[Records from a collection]
* START *

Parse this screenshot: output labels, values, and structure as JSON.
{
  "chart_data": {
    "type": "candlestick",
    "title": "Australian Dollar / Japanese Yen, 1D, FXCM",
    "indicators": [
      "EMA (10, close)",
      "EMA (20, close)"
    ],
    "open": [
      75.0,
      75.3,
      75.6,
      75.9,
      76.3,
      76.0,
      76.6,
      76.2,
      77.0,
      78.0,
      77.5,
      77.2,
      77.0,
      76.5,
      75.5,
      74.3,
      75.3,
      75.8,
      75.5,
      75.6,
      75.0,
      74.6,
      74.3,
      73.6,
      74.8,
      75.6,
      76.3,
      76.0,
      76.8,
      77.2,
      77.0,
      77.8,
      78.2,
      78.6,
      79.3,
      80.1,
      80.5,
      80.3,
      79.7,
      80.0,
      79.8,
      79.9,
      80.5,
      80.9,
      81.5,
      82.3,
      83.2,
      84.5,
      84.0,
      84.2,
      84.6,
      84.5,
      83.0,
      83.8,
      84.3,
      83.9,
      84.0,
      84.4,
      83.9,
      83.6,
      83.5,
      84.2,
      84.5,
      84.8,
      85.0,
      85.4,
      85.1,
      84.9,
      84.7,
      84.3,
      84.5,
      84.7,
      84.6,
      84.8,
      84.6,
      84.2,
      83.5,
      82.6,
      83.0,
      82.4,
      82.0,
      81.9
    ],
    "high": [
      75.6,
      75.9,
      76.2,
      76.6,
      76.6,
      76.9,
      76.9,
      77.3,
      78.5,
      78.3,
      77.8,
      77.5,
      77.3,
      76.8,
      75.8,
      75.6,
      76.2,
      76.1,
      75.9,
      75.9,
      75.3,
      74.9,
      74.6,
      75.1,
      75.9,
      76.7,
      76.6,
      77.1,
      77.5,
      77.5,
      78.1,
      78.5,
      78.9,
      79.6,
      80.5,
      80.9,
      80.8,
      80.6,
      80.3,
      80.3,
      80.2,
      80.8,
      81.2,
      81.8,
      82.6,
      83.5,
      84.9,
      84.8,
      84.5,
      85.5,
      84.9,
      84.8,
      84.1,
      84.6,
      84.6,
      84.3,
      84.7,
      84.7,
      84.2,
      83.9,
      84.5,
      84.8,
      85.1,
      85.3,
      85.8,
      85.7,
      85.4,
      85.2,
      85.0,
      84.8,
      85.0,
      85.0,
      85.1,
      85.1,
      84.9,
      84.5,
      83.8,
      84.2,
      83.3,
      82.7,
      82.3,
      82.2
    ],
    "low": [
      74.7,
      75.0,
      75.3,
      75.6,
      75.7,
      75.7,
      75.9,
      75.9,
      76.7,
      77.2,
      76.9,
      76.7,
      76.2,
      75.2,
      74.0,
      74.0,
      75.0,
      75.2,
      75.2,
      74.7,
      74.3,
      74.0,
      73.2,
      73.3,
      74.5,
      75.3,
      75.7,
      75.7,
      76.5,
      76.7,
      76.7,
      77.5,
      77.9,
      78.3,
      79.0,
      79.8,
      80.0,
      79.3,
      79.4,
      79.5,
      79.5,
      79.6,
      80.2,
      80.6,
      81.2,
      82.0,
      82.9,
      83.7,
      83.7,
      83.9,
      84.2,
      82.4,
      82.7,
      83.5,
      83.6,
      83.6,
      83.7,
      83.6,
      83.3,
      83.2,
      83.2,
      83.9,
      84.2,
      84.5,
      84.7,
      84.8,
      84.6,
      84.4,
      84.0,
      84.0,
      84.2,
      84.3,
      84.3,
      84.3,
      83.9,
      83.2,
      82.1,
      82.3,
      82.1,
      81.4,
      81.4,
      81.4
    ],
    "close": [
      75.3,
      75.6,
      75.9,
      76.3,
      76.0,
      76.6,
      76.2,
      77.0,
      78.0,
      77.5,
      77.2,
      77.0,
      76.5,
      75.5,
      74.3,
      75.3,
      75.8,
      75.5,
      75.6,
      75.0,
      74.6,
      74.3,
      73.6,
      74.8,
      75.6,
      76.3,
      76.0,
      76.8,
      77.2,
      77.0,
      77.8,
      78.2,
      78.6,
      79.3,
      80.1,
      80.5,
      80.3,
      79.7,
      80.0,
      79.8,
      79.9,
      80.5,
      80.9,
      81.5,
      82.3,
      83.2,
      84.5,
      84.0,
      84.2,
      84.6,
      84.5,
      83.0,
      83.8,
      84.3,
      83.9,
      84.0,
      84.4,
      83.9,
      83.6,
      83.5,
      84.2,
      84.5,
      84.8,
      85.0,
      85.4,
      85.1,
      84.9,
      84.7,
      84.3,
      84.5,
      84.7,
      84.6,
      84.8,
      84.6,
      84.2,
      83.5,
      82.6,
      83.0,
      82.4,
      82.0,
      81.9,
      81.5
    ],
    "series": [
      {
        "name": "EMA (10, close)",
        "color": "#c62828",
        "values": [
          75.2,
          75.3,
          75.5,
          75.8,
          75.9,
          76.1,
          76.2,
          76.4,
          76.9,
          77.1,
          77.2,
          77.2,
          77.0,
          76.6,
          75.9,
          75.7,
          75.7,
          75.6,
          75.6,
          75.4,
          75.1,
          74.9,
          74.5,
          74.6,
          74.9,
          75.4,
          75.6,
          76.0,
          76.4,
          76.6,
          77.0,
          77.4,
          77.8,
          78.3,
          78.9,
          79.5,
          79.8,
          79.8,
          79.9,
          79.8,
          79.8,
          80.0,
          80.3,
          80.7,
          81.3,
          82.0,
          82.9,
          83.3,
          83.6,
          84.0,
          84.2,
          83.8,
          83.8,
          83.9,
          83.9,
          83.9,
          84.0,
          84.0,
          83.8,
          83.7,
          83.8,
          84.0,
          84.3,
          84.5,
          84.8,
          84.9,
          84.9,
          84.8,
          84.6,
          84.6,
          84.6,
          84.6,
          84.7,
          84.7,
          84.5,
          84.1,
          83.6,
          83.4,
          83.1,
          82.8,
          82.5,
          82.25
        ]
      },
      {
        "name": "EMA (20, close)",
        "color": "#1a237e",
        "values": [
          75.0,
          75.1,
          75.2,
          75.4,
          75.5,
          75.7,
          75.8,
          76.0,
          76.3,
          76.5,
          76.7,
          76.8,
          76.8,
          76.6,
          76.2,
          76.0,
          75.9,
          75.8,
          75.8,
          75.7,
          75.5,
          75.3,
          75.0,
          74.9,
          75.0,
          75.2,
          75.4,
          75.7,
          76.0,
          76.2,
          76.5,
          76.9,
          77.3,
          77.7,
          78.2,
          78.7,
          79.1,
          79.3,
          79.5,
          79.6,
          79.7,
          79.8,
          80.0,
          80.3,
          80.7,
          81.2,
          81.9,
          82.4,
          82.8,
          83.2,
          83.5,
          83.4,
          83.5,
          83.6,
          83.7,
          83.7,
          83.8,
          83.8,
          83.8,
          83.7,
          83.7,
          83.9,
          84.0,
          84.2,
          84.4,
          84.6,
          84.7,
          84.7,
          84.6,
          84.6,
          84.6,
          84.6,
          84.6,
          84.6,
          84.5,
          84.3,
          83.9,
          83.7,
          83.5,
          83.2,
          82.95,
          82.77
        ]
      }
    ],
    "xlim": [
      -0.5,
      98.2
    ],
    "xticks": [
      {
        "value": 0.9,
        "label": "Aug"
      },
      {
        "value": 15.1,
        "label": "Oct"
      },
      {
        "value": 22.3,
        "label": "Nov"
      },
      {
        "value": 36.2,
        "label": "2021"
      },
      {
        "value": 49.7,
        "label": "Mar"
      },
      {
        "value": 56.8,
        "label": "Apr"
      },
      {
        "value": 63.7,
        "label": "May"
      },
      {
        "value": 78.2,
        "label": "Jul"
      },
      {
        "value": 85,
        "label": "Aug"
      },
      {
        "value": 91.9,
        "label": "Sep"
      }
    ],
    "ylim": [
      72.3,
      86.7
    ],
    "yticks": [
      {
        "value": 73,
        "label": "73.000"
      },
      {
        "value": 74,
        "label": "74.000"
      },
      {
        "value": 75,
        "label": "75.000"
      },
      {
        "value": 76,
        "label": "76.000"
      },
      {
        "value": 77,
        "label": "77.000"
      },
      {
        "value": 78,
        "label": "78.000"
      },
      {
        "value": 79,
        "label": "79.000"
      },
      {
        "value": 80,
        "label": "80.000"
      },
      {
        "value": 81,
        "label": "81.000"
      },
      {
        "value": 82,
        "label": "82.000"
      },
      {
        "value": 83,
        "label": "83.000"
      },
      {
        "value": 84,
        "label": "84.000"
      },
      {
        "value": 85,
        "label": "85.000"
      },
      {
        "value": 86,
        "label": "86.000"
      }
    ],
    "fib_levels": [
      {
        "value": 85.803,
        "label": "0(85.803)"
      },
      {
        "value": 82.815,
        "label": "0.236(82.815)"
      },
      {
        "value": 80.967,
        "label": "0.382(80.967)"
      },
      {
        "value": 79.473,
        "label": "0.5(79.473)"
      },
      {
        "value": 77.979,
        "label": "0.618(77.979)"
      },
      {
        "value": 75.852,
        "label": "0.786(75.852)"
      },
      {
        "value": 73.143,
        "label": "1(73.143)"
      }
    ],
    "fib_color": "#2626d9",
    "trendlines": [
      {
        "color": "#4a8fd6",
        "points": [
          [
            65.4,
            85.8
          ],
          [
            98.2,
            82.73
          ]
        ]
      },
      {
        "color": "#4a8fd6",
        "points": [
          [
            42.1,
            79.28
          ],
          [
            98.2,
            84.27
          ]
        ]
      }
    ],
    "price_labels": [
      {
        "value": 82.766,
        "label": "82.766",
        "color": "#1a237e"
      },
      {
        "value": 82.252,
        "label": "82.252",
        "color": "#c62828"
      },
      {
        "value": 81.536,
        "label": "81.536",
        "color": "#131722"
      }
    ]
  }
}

* END *

Check each line above for the string "close" and show the ones that have it.

### Written response
      "EMA (10, close)",
      "EMA (20, close)"
    "close": [
        "name": "EMA (10, close)",
        "name": "EMA (20, close)",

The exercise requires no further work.